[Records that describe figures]
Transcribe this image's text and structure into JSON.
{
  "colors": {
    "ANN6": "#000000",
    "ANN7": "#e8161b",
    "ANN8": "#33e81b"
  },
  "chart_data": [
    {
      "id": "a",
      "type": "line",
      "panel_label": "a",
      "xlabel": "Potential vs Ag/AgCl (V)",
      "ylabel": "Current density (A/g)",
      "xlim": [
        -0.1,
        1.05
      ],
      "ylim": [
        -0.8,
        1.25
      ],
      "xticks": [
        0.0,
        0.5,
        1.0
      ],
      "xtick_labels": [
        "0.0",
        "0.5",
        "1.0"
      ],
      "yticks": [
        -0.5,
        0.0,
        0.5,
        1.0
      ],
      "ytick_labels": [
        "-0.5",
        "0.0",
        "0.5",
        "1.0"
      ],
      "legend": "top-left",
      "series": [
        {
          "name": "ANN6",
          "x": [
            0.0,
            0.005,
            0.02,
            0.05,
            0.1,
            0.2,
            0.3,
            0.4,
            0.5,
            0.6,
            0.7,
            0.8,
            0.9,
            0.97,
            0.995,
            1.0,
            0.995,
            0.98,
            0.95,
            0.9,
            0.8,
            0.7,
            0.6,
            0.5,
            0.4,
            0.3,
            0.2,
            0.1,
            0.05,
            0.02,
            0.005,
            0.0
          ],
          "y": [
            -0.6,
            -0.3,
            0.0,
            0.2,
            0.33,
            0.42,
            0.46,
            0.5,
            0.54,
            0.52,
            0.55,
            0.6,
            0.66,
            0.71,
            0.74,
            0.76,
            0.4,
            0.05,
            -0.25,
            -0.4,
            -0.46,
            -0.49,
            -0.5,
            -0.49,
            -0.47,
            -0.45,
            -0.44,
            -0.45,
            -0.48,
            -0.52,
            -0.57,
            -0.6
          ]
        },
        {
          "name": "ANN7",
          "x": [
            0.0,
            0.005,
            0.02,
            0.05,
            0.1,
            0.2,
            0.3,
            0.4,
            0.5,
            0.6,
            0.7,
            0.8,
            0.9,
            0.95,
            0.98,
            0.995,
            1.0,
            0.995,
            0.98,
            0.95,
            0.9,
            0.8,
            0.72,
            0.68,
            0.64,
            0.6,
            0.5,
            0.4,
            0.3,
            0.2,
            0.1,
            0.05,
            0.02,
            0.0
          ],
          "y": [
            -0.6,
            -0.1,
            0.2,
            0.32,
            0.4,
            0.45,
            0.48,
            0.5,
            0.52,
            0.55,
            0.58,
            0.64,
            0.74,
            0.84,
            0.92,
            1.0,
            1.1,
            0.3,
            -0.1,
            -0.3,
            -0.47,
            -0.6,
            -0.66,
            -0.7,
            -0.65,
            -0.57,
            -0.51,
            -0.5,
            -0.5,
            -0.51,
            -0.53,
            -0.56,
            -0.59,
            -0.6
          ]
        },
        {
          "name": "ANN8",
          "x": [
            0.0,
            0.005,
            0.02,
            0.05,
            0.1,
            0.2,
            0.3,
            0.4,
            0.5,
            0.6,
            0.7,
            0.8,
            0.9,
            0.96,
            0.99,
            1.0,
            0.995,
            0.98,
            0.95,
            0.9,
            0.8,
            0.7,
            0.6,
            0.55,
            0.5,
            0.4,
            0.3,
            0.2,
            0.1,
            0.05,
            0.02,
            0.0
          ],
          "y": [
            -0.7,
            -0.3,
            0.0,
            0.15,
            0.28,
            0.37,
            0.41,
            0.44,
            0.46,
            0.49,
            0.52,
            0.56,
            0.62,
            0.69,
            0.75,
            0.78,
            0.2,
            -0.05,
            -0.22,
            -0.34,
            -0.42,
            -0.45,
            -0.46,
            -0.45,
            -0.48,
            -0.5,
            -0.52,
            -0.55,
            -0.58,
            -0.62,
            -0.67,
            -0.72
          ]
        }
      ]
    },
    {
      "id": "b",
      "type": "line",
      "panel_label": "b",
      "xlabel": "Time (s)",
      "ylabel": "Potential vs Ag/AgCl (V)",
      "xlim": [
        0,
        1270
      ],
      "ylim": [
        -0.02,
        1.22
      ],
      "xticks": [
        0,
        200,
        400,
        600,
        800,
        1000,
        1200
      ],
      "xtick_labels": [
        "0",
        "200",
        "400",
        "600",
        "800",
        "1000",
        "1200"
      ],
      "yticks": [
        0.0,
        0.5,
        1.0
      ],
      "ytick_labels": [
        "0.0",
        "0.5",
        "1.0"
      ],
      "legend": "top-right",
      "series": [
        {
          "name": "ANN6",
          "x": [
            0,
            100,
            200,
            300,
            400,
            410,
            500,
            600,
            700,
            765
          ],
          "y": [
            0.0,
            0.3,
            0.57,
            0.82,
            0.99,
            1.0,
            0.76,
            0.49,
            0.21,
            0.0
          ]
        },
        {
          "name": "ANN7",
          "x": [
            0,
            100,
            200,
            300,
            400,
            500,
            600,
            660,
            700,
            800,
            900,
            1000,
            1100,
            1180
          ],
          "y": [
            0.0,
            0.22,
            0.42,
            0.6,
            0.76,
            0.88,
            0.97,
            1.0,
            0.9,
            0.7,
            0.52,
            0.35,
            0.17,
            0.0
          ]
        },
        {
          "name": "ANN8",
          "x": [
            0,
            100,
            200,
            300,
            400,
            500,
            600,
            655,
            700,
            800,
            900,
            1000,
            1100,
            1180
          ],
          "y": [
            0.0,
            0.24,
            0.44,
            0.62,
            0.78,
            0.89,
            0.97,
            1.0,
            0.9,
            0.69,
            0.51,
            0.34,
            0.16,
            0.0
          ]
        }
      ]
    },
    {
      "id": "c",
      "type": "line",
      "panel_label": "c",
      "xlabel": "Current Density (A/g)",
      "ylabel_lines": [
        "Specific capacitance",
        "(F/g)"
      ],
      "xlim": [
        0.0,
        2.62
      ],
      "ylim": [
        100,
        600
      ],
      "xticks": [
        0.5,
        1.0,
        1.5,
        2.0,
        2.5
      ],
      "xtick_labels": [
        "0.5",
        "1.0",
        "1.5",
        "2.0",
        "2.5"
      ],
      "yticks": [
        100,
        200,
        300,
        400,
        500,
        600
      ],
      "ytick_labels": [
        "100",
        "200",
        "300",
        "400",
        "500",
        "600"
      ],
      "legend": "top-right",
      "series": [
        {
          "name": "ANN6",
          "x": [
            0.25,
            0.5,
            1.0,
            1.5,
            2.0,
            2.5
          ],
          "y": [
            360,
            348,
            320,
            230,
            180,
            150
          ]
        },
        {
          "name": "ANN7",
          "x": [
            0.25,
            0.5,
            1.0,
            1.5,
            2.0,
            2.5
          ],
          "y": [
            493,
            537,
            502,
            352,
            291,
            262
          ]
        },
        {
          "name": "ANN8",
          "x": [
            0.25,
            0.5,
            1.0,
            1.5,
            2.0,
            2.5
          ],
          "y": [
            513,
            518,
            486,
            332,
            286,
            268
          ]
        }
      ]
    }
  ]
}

▶ _Direction_:
All of the material must be reproduced exactly.

▶ _Answer to the task_:
Transcribe this image's text and structure into JSON.
{
  "colors": {
    "ANN6": "#000000",
    "ANN7": "#e8161b",
    "ANN8": "#33e81b"
  },
  "chart_data": [
    {
      "id": "a",
      "type": "line",
      "panel_label": "a",
      "xlabel": "Potential vs Ag/AgCl (V)",
      "ylabel": "Current density (A/g)",
      "xlim": [
        -0.1,
        1.05
      ],
      "ylim": [
        -0.8,
        1.25
      ],
      "xticks": [
        0.0,
        0.5,
        1.0
      ],
      "xtick_labels": [
        "0.0",
        "0.5",
        "1.0"
      ],
      "yticks": [
        -0.5,
        0.0,
        0.5,
        1.0
      ],
      "ytick_labels": [
        "-0.5",
        "0.0",
        "0.5",
        "1.0"
      ],
      "legend": "top-left",
      "series": [
        {
          "name": "ANN6",
          "x": [
            0.0,
            0.005,
            0.02,
            0.05,
            0.1,
            0.2,
            0.3,
            0.4,
            0.5,
            0.6,
            0.7,
            0.8,
            0.9,
            0.97,
            0.995,
            1.0,
            0.995,
            0.98,
            0.95,
            0.9,
            0.8,
            0.7,
            0.6,
            0.5,
            0.4,
            0.3,
            0.2,
            0.1,
            0.05,
            0.02,
            0.005,
            0.0
          ],
          "y": [
            -0.6,
            -0.3,
            0.0,
            0.2,
            0.33,
            0.42,
            0.46,
            0.5,
            0.54,
            0.52,
            0.55,
            0.6,
            0.66,
            0.71,
            0.74,
            0.76,
            0.4,
            0.05,
            -0.25,
            -0.4,
            -0.46,
            -0.49,
            -0.5,
            -0.49,
            -0.47,
            -0.45,
            -0.44,
            -0.45,
            -0.48,
            -0.52,
            -0.57,
            -0.6
          ]
        },
        {
          "name": "ANN7",
          "x": [
            0.0,
            0.005,
            0.02,
            0.05,
            0.1,
            0.2,
            0.3,
            0.4,
            0.5,
            0.6,
            0.7,
            0.8,
            0.9,
            0.95,
            0.98,
            0.995,
            1.0,
            0.995,
            0.98,
            0.95,
            0.9,
            0.8,
            0.72,
            0.68,
            0.64,
            0.6,
            0.5,
            0.4,
            0.3,
            0.2,
            0.1,
            0.05,
            0.02,
            0.0
          ],
          "y": [
            -0.6,
            -0.1,
            0.2,
            0.32,
            0.4,
            0.45,
            0.48,
            0.5,
            0.52,
            0.55,
            0.58,
            0.64,
            0.74,
            0.84,
            0.92,
            1.0,
            1.1,
            0.3,
            -0.1,
            -0.3,
            -0.47,
            -0.6,
            -0.66,
            -0.7,
            -0.65,
            -0.57,
            -0.51,
            -0.5,
            -0.5,
            -0.51,
            -0.53,
            -0.56,
            -0.59,
            -0.6
          ]
        },
        {
          "name": "ANN8",
          "x": [
            0.0,
            0.005,
            0.02,
            0.05,
            0.1,
            0.2,
            0.3,
            0.4,
            0.5,
            0.6,
            0.7,
            0.8,
            0.9,
            0.96,
            0.99,
            1.0,
            0.995,
            0.98,
            0.95,
            0.9,
            0.8,
            0.7,
            0.6,
            0.55,
            0.5,
            0.4,
            0.3,
            0.2,
            0.1,
            0.05,
            0.02,
            0.0
          ],
          "y": [
            -0.7,
            -0.3,
            0.0,
            0.15,
            0.28,
            0.37,
            0.41,
            0.44,
            0.46,
            0.49,
            0.52,
            0.56,
            0.62,
            0.69,
            0.75,
            0.78,
            0.2,
            -0.05,
            -0.22,
            -0.34,
            -0.42,
            -0.45,
            -0.46,
            -0.45,
            -0.48,
            -0.5,
            -0.52,
            -0.55,
            -0.58,
            -0.62,
            -0.67,
            -0.72
          ]
        }
      ]
    },
    {
      "id": "b",
      "type": "line",
      "panel_label": "b",
      "xlabel": "Time (s)",
      "ylabel": "Potential vs Ag/AgCl (V)",
      "xlim": [
        0,
        1270
      ],
      "ylim": [
        -0.02,
        1.22
      ],
      "xticks": [
        0,
        200,
        400,
        600,
        800,
        1000,
        1200
      ],
      "xtick_labels": [
        "0",
        "200",
        "400",
        "600",
        "800",
        "1000",
        "1200"
      ],
      "yticks": [
        0.0,
        0.5,
        1.0
      ],
      "ytick_labels": [
        "0.0",
        "0.5",
        "1.0"
      ],
      "legend": "top-right",
      "series": [
        {
          "name": "ANN6",
          "x": [
            0,
            100,
            200,
            300,
            400,
            410,
            500,
            600,
            700,
            765
          ],
          "y": [
            0.0,
            0.3,
            0.57,
            0.82,
            0.99,
            1.0,
            0.76,
            0.49,
            0.21,
            0.0
          ]
        },
        {
          "name": "ANN7",
          "x": [
            0,
            100,
            200,
            300,
            400,
            500,
            600,
            660,
            700,
            800,
            900,
            1000,
            1100,
            1180
          ],
          "y": [
            0.0,
            0.22,
            0.42,
            0.6,
            0.76,
            0.88,
            0.97,
            1.0,
            0.9,
            0.7,
            0.52,
            0.35,
            0.17,
            0.0
          ]
        },
        {
          "name": "ANN8",
          "x": [
            0,
            100,
            200,
            300,
            400,
            500,
            600,
            655,
            700,
            800,
            900,
            1000,
            1100,
            1180
          ],
          "y": [
            0.0,
            0.24,
            0.44,
            0.62,
            0.78,
            0.89,
            0.97,
            1.0,
            0.9,
            0.69,
            0.51,
            0.34,
            0.16,
            0.0
          ]
        }
      ]
    },
    {
      "id": "c",
      "type": "line",
      "panel_label": "c",
      "xlabel": "Current Density (A/g)",
      "ylabel_lines": [
        "Specific capacitance",
        "(F/g)"
      ],
      "xlim": [
        0.0,
        2.62
      ],
      "ylim": [
        100,
        600
      ],
      "xticks": [
        0.5,
        1.0,
        1.5,
        2.0,
        2.5
      ],
      "xtick_labels": [
        "0.5",
        "1.0",
        "1.5",
        "2.0",
        "2.5"
      ],
      "yticks": [
        100,
        200,
        300,
        400,
        500,
        600
      ],
      "ytick_labels": [
        "100",
        "200",
        "300",
        "400",
        "500",
        "600"
      ],
      "legend": "top-right",
      "series": [
        {
          "name": "ANN6",
          "x": [
            0.25,
            0.5,
            1.0,
            1.5,
            2.0,
            2.5
          ],
          "y": [
            360,
            348,
            320,
            230,
            180,
            150
          ]
        },
        {
          "name": "ANN7",
          "x": [
            0.25,
            0.5,
            1.0,
            1.5,
            2.0,
            2.5
          ],
          "y": [
            493,
            537,
            502,
            352,
            291,
            262
          ]
        },
        {
          "name": "ANN8",
          "x": [
            0.25,
            0.5,
            1.0,
            1.5,
            2.0,
            2.5
          ],
          "y": [
            513,
            518,
            486,
            332,
            286,
            268
          ]
        }
      ]
    }
  ]
}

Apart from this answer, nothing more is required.